Given task. Scan the material that follows. Copy every line containing the word "CORRELATION".

Raw data.
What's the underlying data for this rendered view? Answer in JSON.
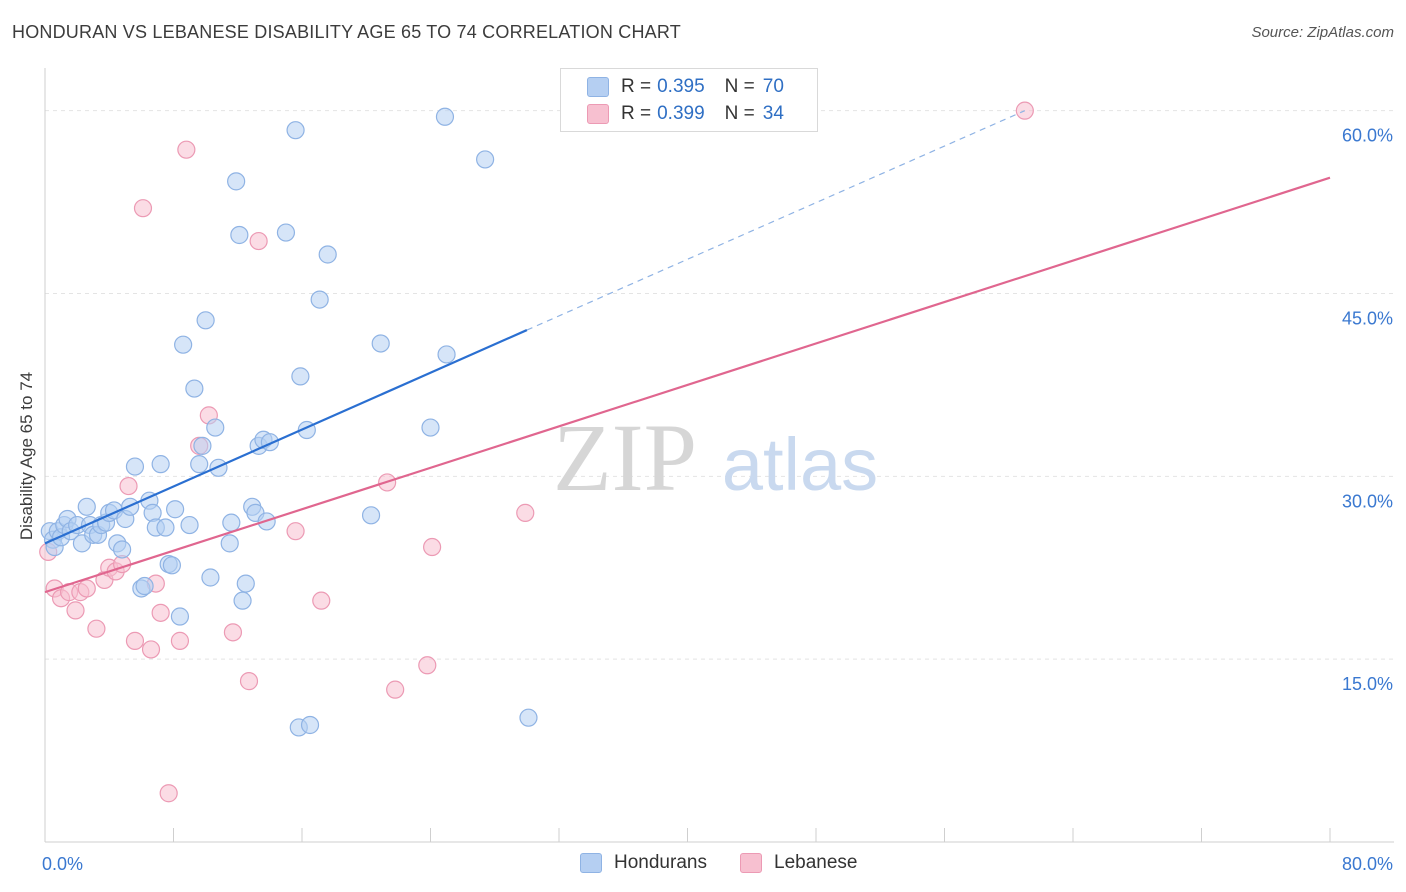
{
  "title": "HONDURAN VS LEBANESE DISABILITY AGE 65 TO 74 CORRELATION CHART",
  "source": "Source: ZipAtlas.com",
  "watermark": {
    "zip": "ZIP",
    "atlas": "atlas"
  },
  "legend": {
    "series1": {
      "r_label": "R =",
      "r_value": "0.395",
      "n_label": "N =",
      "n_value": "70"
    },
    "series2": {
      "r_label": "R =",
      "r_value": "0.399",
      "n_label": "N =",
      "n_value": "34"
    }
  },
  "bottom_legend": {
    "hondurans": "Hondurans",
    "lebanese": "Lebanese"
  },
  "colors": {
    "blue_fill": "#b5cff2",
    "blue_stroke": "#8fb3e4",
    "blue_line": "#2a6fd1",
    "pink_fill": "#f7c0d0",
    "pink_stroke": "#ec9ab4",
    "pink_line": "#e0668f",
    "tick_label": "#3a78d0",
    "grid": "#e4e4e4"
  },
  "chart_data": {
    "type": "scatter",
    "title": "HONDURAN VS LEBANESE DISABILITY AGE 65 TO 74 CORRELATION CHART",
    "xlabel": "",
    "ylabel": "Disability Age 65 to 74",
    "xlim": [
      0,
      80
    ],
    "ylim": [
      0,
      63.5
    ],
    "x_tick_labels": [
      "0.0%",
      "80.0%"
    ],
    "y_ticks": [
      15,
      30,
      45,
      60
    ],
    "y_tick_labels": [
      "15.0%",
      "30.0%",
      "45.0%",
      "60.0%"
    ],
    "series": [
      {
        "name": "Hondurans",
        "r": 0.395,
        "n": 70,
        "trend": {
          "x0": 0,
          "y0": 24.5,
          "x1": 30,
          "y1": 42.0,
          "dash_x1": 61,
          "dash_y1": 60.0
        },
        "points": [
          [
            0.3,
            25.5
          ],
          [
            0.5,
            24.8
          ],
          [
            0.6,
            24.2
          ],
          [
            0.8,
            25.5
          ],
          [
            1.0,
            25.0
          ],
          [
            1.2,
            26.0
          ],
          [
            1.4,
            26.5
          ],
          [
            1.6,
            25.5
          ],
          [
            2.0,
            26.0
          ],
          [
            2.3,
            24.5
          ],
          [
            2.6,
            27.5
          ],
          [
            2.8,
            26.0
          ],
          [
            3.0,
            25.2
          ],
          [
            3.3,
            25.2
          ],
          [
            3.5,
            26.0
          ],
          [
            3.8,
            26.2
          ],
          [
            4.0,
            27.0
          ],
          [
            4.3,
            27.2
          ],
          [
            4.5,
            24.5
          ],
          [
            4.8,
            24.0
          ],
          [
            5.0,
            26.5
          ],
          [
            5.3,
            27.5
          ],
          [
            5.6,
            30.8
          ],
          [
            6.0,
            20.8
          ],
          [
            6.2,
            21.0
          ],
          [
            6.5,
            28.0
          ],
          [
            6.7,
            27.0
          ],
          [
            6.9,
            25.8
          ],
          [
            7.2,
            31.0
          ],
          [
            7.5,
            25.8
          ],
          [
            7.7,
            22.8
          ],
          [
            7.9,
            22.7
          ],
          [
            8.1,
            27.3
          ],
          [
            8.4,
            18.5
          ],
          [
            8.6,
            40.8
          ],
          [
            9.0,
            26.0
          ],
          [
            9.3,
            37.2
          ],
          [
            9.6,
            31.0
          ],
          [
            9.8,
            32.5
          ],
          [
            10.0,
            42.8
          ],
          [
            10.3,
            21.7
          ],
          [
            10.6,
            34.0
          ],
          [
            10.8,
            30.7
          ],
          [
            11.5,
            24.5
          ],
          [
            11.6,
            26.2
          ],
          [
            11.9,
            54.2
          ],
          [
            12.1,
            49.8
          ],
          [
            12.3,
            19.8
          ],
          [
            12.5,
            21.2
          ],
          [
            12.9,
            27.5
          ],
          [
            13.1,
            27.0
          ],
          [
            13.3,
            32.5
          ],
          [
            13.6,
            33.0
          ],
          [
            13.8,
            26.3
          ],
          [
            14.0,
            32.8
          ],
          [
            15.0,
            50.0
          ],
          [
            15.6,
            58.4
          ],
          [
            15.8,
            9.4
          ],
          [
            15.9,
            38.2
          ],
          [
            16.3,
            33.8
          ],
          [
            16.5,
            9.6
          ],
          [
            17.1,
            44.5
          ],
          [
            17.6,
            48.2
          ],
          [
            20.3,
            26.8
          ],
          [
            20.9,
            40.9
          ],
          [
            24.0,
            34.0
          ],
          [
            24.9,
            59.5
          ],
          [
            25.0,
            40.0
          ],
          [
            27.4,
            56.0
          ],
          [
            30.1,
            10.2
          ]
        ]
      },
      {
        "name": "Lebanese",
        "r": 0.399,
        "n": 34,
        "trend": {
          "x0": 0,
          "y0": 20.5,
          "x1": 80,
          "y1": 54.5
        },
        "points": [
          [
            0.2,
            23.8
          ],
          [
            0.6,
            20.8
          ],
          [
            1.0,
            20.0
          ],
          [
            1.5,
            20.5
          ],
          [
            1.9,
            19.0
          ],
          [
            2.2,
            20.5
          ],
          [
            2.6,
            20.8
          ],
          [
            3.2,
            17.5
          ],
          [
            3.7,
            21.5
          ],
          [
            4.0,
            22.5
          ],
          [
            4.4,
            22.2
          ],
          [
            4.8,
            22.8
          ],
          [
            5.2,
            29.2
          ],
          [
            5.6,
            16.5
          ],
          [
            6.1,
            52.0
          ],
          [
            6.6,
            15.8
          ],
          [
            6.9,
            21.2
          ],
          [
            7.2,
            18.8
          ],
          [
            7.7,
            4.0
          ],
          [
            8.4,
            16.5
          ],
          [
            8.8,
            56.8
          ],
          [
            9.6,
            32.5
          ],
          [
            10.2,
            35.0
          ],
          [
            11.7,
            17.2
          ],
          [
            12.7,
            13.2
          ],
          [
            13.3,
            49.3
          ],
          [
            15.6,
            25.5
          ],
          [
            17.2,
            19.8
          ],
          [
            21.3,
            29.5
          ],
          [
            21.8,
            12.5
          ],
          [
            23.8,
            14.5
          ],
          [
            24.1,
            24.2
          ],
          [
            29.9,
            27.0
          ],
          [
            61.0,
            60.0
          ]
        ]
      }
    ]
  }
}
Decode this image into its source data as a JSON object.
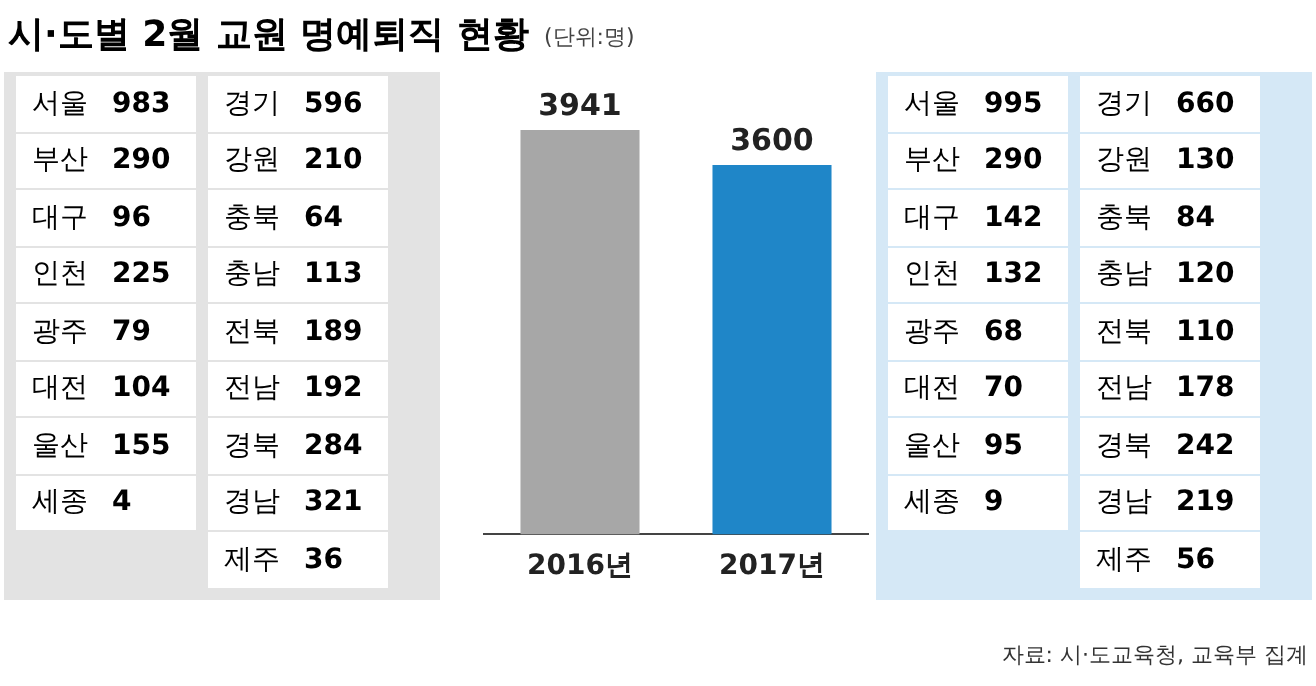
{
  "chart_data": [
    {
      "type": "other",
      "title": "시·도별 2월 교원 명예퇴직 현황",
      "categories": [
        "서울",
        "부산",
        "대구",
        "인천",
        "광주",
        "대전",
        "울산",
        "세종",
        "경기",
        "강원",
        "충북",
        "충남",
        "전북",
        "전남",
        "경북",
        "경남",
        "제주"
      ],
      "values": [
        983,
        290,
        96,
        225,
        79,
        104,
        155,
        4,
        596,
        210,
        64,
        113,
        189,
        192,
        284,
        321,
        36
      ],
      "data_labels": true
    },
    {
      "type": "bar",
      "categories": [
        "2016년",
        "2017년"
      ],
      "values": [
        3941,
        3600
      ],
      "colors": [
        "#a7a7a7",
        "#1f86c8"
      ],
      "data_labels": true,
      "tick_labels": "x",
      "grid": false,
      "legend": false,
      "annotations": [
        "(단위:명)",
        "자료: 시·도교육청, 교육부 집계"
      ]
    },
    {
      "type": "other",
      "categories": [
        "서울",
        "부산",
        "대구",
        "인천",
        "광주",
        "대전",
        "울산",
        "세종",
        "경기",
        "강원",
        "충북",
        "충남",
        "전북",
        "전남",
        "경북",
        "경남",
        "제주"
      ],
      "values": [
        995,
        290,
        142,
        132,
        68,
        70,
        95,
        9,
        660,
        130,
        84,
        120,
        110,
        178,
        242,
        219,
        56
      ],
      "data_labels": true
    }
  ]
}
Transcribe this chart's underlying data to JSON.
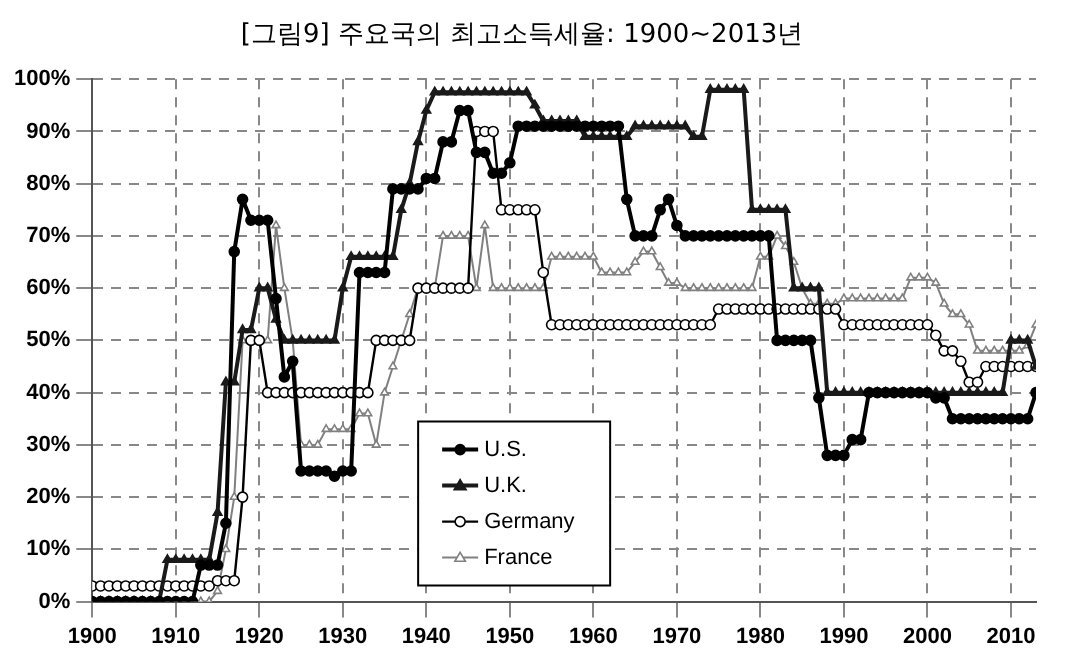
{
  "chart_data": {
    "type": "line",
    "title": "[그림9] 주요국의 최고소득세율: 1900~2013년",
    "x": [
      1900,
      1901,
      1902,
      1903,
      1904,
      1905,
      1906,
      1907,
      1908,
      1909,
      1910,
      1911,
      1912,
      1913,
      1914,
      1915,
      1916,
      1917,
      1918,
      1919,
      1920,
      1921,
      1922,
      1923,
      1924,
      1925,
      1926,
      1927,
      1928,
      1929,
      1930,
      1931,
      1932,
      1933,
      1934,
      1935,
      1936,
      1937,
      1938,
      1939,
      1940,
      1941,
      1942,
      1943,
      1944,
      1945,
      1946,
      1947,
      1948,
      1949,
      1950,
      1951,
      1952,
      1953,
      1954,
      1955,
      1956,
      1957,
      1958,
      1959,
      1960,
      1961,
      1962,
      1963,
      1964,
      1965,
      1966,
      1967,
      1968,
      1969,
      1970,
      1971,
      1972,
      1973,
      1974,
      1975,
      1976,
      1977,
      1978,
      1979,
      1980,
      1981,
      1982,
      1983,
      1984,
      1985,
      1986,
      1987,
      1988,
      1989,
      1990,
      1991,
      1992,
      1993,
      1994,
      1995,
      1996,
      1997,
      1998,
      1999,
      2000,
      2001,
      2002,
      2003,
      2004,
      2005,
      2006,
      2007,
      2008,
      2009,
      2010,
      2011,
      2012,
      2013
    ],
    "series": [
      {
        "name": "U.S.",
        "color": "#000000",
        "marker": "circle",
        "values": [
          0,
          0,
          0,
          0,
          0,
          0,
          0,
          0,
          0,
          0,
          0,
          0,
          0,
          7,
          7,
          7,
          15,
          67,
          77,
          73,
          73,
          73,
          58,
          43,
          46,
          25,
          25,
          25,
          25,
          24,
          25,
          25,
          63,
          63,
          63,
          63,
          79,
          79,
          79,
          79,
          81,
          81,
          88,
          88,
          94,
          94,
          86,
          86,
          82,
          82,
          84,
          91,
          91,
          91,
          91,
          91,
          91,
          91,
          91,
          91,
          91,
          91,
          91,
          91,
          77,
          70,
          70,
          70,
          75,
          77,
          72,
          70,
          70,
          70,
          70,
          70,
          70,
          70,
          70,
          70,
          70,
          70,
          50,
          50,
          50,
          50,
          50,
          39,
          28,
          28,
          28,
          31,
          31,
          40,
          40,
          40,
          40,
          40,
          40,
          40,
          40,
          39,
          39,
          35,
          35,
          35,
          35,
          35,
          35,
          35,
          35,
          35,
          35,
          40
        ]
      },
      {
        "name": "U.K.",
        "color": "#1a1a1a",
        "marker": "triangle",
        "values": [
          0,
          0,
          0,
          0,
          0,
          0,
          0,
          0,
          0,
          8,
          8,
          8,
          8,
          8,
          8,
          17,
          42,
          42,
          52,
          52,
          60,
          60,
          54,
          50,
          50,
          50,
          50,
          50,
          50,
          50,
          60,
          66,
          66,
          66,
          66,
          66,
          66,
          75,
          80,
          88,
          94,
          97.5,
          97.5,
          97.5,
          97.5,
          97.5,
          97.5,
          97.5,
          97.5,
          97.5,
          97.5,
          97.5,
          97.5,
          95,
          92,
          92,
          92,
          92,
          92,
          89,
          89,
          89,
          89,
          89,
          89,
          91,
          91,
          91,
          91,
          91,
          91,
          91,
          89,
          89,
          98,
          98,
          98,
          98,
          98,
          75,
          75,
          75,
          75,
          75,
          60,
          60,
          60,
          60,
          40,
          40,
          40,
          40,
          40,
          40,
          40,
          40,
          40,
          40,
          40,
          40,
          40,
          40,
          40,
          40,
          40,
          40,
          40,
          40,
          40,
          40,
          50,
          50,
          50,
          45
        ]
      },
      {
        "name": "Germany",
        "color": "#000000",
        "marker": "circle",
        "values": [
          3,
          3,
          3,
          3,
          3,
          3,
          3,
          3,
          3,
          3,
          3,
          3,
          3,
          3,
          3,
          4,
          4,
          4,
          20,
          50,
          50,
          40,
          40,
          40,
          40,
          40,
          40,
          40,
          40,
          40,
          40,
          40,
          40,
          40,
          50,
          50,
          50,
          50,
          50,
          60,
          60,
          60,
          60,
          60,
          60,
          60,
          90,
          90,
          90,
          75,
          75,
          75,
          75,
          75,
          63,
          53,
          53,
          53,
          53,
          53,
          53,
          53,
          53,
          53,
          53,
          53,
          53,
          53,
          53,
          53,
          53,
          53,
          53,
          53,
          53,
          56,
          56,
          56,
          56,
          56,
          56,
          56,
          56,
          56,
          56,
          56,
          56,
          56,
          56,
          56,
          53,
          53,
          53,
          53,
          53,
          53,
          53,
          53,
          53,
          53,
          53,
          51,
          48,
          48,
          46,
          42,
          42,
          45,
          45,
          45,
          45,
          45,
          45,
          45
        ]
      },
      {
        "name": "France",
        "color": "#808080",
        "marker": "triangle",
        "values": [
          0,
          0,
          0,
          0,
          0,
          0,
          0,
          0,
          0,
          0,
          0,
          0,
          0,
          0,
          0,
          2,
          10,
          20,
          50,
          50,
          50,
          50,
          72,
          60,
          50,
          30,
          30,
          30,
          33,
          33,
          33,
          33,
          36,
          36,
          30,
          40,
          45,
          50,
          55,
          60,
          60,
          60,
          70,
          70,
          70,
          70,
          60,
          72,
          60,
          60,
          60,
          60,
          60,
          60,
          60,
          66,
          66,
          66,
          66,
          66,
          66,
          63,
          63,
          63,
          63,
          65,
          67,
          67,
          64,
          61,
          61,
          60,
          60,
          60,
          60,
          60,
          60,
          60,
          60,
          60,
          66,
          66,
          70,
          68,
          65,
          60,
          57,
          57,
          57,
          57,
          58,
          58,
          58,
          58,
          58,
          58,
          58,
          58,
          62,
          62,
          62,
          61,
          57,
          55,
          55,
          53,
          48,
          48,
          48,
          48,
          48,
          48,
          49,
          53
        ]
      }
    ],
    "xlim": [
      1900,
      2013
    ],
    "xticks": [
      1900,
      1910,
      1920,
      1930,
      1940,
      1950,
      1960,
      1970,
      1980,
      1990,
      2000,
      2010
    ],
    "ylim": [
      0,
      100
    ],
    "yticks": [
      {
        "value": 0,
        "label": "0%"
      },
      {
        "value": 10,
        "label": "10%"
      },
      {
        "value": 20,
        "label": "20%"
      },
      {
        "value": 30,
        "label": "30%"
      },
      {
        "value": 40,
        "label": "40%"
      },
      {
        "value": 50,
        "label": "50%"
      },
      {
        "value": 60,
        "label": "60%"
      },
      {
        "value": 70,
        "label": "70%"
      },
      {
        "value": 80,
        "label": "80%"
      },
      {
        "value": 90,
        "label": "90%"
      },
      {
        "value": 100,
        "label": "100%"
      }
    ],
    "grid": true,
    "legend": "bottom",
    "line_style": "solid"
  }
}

Answer for the task.
  "title": "HONDURAN VS LEBANESE DISABILITY AGE 65 TO 74 CORRELATION CHART",
    "title": "HONDURAN VS LEBANESE DISABILITY AGE 65 TO 74 CORRELATION CHART",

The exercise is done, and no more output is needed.